[Dataset items]
^^^^

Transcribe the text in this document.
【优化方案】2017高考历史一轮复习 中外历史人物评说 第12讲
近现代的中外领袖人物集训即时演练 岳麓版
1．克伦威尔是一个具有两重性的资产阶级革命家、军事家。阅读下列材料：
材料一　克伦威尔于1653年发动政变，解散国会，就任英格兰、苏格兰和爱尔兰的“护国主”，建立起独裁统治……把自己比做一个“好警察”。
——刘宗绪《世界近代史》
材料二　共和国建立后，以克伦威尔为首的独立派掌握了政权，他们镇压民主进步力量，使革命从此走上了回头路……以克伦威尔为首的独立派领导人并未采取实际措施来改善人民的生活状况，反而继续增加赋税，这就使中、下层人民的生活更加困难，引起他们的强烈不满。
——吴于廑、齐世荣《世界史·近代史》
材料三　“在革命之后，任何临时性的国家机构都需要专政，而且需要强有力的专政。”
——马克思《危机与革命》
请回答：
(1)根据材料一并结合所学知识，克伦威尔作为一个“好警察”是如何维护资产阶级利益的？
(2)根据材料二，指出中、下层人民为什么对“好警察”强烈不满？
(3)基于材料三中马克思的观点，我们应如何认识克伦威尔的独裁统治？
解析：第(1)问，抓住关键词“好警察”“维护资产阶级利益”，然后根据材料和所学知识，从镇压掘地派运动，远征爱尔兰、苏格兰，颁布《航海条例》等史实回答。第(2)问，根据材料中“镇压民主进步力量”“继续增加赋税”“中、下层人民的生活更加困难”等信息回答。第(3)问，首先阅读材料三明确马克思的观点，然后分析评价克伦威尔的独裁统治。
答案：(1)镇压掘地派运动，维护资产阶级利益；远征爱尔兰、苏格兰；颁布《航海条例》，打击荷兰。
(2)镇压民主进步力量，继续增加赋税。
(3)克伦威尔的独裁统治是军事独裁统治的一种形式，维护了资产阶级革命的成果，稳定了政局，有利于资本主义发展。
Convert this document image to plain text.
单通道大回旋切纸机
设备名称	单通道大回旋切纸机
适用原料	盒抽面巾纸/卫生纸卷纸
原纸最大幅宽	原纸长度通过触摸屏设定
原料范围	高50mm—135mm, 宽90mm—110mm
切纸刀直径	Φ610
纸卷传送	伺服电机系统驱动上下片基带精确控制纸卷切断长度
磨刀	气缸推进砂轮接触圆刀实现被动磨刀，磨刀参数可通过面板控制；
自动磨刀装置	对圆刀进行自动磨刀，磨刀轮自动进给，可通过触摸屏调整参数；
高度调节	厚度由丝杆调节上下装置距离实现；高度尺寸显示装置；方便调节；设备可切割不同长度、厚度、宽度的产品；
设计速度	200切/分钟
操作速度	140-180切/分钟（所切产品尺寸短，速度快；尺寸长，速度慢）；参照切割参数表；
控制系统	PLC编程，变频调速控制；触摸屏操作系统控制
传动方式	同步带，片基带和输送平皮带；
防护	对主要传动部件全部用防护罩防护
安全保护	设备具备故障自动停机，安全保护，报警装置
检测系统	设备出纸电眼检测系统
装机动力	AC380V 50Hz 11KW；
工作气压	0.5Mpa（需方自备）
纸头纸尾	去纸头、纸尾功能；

^^^^

» **Aim**
Would you restate each of the entries word for word?

» **Expected output**
Transcribe the text in this document.
【优化方案】2017高考历史一轮复习 中外历史人物评说 第12讲
近现代的中外领袖人物集训即时演练 岳麓版
1．克伦威尔是一个具有两重性的资产阶级革命家、军事家。阅读下列材料：
材料一　克伦威尔于1653年发动政变，解散国会，就任英格兰、苏格兰和爱尔兰的“护国主”，建立起独裁统治……把自己比做一个“好警察”。
——刘宗绪《世界近代史》
材料二　共和国建立后，以克伦威尔为首的独立派掌握了政权，他们镇压民主进步力量，使革命从此走上了回头路……以克伦威尔为首的独立派领导人并未采取实际措施来改善人民的生活状况，反而继续增加赋税，这就使中、下层人民的生活更加困难，引起他们的强烈不满。
——吴于廑、齐世荣《世界史·近代史》
材料三　“在革命之后，任何临时性的国家机构都需要专政，而且需要强有力的专政。”
——马克思《危机与革命》
请回答：
(1)根据材料一并结合所学知识，克伦威尔作为一个“好警察”是如何维护资产阶级利益的？
(2)根据材料二，指出中、下层人民为什么对“好警察”强烈不满？
(3)基于材料三中马克思的观点，我们应如何认识克伦威尔的独裁统治？
解析：第(1)问，抓住关键词“好警察”“维护资产阶级利益”，然后根据材料和所学知识，从镇压掘地派运动，远征爱尔兰、苏格兰，颁布《航海条例》等史实回答。第(2)问，根据材料中“镇压民主进步力量”“继续增加赋税”“中、下层人民的生活更加困难”等信息回答。第(3)问，首先阅读材料三明确马克思的观点，然后分析评价克伦威尔的独裁统治。
答案：(1)镇压掘地派运动，维护资产阶级利益；远征爱尔兰、苏格兰；颁布《航海条例》，打击荷兰。
(2)镇压民主进步力量，继续增加赋税。
(3)克伦威尔的独裁统治是军事独裁统治的一种形式，维护了资产阶级革命的成果，稳定了政局，有利于资本主义发展。
Convert this document image to plain text.
单通道大回旋切纸机
设备名称	单通道大回旋切纸机
适用原料	盒抽面巾纸/卫生纸卷纸
原纸最大幅宽	原纸长度通过触摸屏设定
原料范围	高50mm—135mm, 宽90mm—110mm
切纸刀直径	Φ610
纸卷传送	伺服电机系统驱动上下片基带精确控制纸卷切断长度
磨刀	气缸推进砂轮接触圆刀实现被动磨刀，磨刀参数可通过面板控制；
自动磨刀装置	对圆刀进行自动磨刀，磨刀轮自动进给，可通过触摸屏调整参数；
高度调节	厚度由丝杆调节上下装置距离实现；高度尺寸显示装置；方便调节；设备可切割不同长度、厚度、宽度的产品；
设计速度	200切/分钟
操作速度	140-180切/分钟（所切产品尺寸短，速度快；尺寸长，速度慢）；参照切割参数表；
控制系统	PLC编程，变频调速控制；触摸屏操作系统控制
传动方式	同步带，片基带和输送平皮带；
防护	对主要传动部件全部用防护罩防护
安全保护	设备具备故障自动停机，安全保护，报警装置
检测系统	设备出纸电眼检测系统
装机动力	AC380V 50Hz 11KW；
工作气压	0.5Mpa（需方自备）
纸头纸尾	去纸头、纸尾功能；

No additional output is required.